• _DIRECTIVE_: Give only the number of lines that hold the word "烧杯内浓度".

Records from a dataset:
......

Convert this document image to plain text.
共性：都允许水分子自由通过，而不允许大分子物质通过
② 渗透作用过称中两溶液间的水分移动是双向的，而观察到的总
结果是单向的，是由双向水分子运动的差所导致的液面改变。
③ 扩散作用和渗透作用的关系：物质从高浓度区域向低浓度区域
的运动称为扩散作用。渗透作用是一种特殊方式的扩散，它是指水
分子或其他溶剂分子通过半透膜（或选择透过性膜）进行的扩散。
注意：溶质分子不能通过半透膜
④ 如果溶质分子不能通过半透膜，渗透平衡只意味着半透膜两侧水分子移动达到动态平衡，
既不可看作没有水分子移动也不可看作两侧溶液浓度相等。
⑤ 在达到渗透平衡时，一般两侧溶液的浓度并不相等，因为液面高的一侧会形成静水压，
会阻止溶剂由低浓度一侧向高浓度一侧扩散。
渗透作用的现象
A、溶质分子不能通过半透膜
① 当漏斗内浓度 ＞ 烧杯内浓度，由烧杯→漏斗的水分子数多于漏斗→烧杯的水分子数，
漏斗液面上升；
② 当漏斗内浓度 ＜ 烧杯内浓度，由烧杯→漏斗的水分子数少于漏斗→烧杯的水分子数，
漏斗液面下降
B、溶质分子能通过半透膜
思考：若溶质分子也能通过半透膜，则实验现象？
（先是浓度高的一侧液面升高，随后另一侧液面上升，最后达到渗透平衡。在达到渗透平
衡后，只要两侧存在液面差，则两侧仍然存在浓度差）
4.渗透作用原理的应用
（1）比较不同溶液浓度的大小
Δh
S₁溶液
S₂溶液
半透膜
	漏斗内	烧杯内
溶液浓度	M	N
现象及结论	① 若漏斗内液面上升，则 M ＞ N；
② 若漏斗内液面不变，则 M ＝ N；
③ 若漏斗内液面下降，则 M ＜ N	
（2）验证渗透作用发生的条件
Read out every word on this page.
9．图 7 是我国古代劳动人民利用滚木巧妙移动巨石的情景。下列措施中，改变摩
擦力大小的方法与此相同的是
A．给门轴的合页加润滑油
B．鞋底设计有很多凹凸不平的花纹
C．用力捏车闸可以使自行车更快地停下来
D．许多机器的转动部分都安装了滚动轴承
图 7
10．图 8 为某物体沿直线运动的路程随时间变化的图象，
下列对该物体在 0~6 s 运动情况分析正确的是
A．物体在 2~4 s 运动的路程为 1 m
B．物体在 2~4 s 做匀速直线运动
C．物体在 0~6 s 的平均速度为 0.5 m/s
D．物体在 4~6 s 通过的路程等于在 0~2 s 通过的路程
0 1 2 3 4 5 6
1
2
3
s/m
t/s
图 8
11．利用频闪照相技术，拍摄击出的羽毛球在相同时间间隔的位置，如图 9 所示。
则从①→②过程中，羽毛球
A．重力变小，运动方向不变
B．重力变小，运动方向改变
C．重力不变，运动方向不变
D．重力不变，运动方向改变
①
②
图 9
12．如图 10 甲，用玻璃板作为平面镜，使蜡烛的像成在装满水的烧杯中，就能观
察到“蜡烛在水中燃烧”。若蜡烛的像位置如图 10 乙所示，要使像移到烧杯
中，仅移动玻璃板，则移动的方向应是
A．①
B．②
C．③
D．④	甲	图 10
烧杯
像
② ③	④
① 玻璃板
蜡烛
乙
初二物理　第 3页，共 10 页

......

• _RIGHT ANSWER_: 2